# Apply what you read:
a – Would you reproduce the book review word for word, from "McDermott give a" up to and including "to read more."?
b – Answer these questions from the book review:
(i) At what kind of organization does the reviewer teach?
(ii) What was removed from the newly translated articles?
(iii) Which branch of Steiner's work appears first in the list?

# Passage to read:
I have just finished "The New Essential Steiner" by Robert McDermott. I teach at a tertiary organisation preparing teachers and have found this book an excellent tool to use to introduce our students to the world of Steiner's thinking. Robert McDermott's introduction is clear and appealing. He examines why Steiner is still so little known despite being one of the most advanced thinkers of our age, commenting that too many of his "followers" put Steiner against modern thinkers and movements - a place Steiner would have shuddered to have found himself. He states: "Despite obstacles to the spread of Steiner's ideas and their influence, there is increasing evidence that they have become more familiar and received more credit than they did a generation ago. It is no longer unusual to observe academics and seekers acknowledging that Steiner's innovations such as Waldorf Education, biodynamic agriculture, anthroposophically extended medicine, and anthroposophic arts represent significant contributions to contemporary thought and culture."
McDermott give a clear and compelling introduction to Steiner making clear who he was and what his work was about. He then presents Steiner's work as having 12 distinct branches:
1. Philosophy: Self and World
2. Evolution: Cosmic and Human
3. Anthropos: Body, Soul and Spirit
4. Spiritual intelligence
5. Christ and other exalted beings
6. Reincarnation, Karma and the dead
11. Health and Healing
12. Gaia and the Future
In each section McDermot gives a very interesting overview of the field and then presents Steiner's writing about that field. These articles are newly translated with gender references removed, making them much more available to modern readership, and with excellent references and referrals for where else to read more.
As a person who has read Steiner for many years and teaches in Waldorf Education, I found this book a tremendous help in putting areas of his work in relation to one another and to modern scientific thinking. I found the book incredibly interesting, quotable, refreshing, stimulating. It is a book I would highly recommend both to enquirers about Steiner and Anthroposophy and to those very familiar with it as a way to help introduce others, to sharpen their own understanding and to gain an overview of the depth and breadth of Steiner's contribution to the world.

Stored data entries:
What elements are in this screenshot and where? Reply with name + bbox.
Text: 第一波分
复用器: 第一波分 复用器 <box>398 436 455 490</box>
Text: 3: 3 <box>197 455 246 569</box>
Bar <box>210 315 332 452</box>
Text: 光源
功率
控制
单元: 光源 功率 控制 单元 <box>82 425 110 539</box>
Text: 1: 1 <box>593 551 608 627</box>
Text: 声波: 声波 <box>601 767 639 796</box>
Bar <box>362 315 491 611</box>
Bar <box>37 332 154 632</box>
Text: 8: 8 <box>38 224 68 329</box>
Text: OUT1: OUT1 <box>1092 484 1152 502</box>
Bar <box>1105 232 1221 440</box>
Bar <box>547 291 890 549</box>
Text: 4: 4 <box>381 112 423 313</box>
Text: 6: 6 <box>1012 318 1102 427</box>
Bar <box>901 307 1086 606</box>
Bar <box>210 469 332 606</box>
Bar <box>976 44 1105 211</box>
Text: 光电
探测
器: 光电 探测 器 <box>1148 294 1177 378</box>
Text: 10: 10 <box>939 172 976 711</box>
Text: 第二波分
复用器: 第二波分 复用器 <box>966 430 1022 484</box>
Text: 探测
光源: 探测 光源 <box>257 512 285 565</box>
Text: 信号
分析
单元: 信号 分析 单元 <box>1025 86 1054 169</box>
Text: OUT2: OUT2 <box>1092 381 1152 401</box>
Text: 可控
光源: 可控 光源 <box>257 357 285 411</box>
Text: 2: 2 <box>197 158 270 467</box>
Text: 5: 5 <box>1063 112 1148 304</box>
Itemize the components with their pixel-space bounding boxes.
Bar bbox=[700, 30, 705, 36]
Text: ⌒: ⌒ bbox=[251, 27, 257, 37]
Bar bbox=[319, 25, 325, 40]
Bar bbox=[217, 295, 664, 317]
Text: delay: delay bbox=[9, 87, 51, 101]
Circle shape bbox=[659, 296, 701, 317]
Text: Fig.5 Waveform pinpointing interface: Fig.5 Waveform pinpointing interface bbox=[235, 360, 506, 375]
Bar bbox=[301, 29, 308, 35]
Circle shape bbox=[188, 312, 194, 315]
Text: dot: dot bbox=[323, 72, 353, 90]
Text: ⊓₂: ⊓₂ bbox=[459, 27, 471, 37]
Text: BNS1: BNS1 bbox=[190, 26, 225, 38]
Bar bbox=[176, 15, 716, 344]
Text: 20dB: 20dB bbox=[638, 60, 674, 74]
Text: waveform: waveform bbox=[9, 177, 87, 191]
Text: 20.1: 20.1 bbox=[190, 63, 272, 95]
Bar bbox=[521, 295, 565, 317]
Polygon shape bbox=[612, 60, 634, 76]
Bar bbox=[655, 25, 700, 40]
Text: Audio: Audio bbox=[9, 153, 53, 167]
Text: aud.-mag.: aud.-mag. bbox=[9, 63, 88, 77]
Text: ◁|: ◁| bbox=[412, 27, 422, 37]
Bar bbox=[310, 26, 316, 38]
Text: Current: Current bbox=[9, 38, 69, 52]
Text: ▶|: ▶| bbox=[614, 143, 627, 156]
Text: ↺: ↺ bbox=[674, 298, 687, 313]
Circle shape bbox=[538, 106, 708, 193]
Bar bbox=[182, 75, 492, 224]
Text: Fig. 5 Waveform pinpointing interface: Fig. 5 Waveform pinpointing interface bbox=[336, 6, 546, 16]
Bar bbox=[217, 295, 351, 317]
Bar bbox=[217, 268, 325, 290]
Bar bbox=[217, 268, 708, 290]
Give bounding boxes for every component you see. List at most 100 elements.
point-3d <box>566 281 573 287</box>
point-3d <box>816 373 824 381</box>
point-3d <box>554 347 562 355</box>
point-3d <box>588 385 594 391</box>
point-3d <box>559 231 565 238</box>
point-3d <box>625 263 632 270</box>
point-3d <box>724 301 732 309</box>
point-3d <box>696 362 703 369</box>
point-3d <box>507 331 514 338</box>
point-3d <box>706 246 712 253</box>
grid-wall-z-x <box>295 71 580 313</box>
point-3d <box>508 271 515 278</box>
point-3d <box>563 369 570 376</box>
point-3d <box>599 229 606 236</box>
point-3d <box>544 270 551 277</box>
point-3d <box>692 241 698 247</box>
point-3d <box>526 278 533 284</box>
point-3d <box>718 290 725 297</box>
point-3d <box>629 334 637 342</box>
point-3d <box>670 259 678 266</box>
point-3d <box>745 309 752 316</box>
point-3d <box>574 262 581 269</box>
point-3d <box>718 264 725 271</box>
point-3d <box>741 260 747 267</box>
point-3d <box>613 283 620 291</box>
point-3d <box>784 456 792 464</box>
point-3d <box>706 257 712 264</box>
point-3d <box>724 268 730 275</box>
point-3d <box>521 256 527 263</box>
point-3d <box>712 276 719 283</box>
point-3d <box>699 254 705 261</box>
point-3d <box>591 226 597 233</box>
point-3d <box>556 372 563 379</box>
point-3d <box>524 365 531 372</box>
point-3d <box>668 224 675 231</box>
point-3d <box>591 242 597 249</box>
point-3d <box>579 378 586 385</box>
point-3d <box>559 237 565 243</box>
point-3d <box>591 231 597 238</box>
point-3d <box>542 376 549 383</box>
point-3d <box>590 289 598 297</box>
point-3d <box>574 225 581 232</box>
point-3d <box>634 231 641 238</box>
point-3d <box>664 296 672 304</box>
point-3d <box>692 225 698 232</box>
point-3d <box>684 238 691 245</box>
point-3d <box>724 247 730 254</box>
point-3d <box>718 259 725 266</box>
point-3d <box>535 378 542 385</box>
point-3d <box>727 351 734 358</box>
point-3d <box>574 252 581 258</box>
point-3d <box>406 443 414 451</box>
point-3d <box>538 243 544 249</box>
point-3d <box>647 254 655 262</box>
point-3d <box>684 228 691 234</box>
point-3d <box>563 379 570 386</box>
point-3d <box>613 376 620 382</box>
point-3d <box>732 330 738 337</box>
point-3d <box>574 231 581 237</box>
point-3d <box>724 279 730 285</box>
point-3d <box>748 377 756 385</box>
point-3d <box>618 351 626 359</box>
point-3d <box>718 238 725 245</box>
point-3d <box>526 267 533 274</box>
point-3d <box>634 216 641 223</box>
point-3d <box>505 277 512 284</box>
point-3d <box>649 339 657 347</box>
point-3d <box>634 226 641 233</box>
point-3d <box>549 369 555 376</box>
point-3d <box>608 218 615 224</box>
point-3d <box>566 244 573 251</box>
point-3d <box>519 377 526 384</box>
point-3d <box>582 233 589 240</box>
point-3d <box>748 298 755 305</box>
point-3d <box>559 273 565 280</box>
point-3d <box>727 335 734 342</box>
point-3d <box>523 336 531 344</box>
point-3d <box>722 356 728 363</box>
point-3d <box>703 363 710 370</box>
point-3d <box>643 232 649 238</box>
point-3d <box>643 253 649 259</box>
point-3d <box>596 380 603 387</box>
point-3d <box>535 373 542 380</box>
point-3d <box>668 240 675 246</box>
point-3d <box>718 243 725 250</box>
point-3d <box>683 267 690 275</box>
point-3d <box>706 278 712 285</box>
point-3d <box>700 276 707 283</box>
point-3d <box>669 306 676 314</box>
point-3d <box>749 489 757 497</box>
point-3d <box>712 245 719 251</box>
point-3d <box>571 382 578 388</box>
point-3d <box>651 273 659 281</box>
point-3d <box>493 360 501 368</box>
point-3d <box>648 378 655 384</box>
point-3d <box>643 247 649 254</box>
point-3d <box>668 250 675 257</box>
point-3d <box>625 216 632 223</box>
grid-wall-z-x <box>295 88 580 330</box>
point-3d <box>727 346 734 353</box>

# Outputs for the tasks:
a –
McDermott give a clear and compelling introduction to Steiner making clear who he was and what his work was about. He then presents Steiner's work as having 12 distinct branches:
1. Philosophy: Self and World
2. Evolution: Cosmic and Human
3. Anthropos: Body, Soul and Spirit
4. Spiritual intelligence
5. Christ and other exalted beings
6. Reincarnation, Karma and the dead
11. Health and Healing
12. Gaia and the Future
In each section McDermot gives a very interesting overview of the field and then presents Steiner's writing about that field. These articles are newly translated with gender references removed, making them much more available to modern readership, and with excellent references and referrals for where else to read more.

b –
(i) A tertiary organisation preparing teachers.
(ii) Gender references.
(iii) Philosophy: Self and World.